> [Exercise description] Below are some records. Pull every line that contains the word "your".

***

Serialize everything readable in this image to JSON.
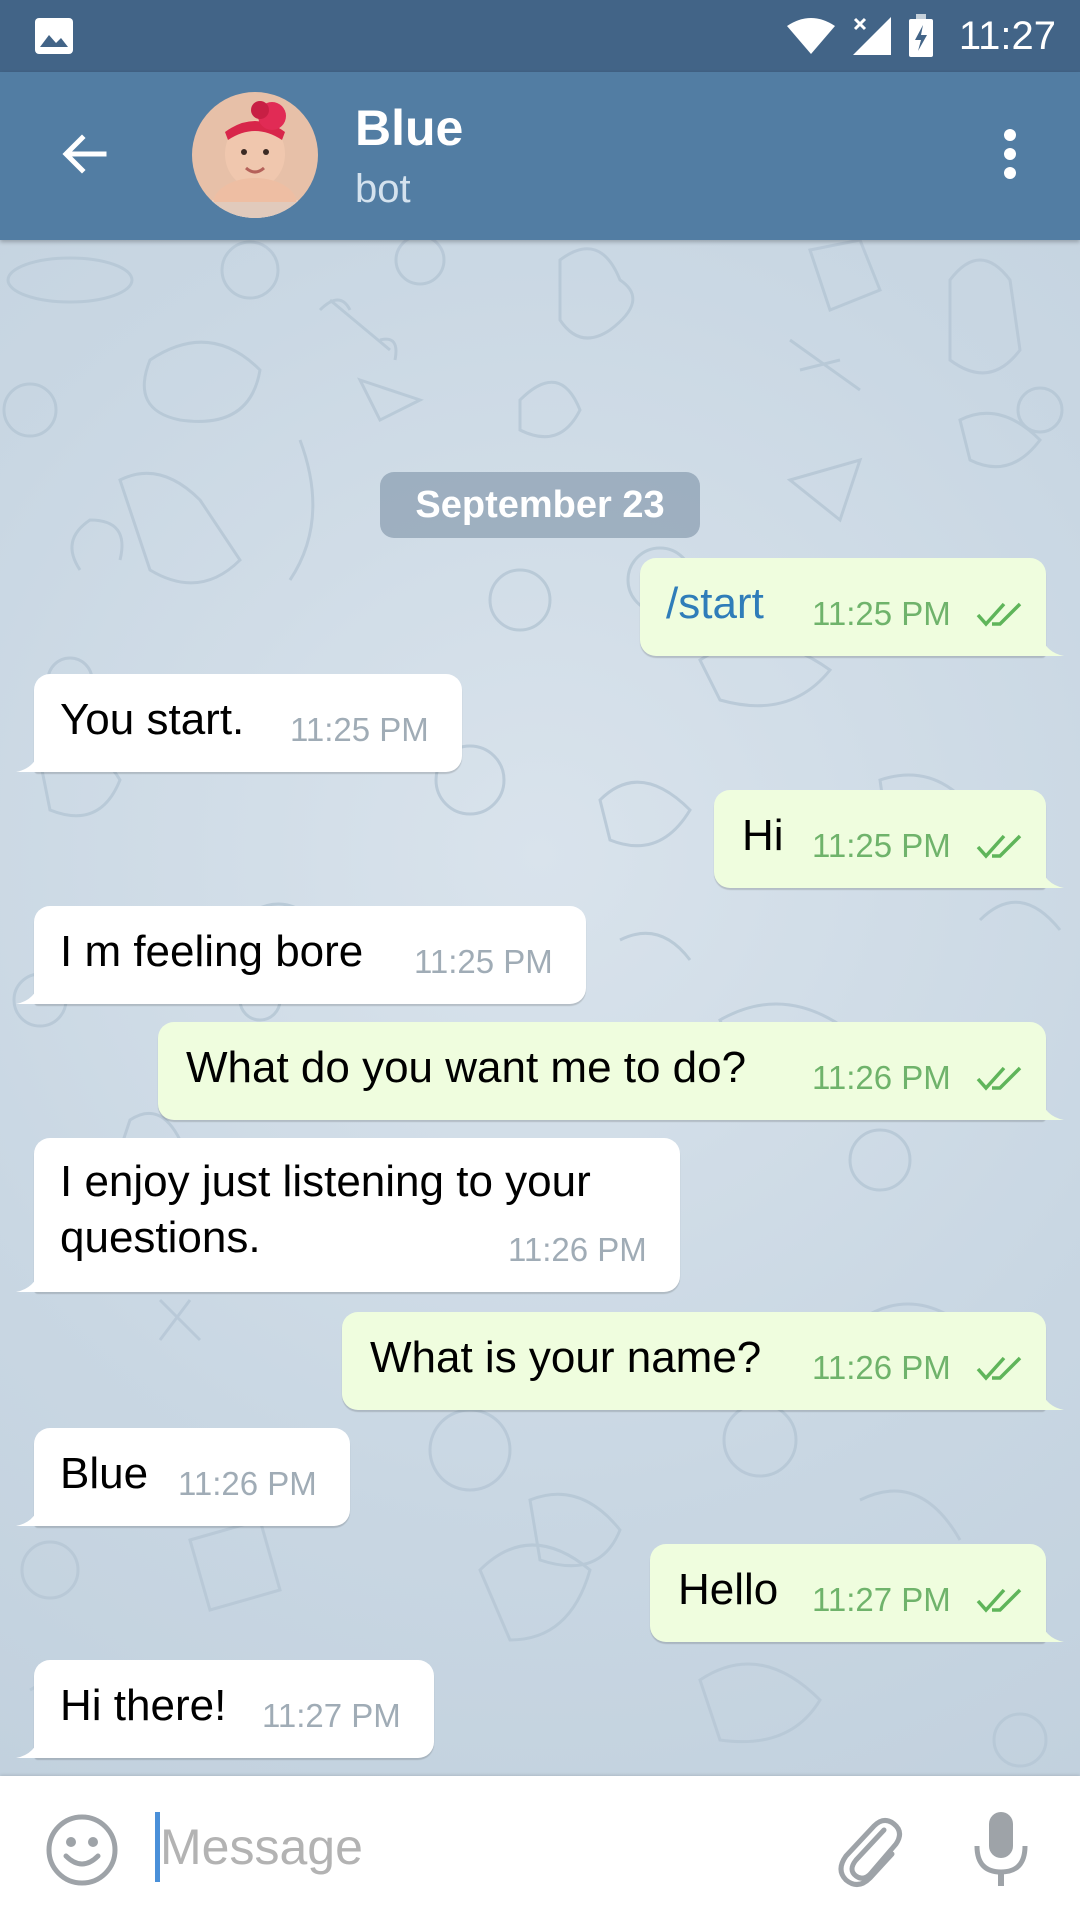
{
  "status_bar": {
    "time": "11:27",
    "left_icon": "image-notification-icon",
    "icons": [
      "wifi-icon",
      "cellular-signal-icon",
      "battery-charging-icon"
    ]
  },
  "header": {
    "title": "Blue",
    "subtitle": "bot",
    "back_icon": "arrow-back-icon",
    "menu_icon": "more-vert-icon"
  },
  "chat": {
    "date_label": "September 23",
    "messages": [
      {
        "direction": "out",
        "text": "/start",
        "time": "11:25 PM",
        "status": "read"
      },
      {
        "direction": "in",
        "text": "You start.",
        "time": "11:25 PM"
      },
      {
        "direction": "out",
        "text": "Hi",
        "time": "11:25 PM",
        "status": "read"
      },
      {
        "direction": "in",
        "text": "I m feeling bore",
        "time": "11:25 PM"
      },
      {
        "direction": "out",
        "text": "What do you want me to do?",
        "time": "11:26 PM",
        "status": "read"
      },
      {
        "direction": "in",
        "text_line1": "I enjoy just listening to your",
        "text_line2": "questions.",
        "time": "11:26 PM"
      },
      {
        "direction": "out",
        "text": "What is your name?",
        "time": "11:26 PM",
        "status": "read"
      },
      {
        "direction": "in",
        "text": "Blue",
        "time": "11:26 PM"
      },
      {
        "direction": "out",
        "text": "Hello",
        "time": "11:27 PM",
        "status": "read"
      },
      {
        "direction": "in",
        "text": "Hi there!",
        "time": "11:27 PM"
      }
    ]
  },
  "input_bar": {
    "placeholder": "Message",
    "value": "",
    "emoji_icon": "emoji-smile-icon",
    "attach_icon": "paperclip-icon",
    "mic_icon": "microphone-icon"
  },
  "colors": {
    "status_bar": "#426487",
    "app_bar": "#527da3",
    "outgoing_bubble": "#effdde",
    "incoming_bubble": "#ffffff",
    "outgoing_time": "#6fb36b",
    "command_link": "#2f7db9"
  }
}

***

> [Task response]
        "text_line1": "I enjoy just listening to your",
        "text": "What is your name?",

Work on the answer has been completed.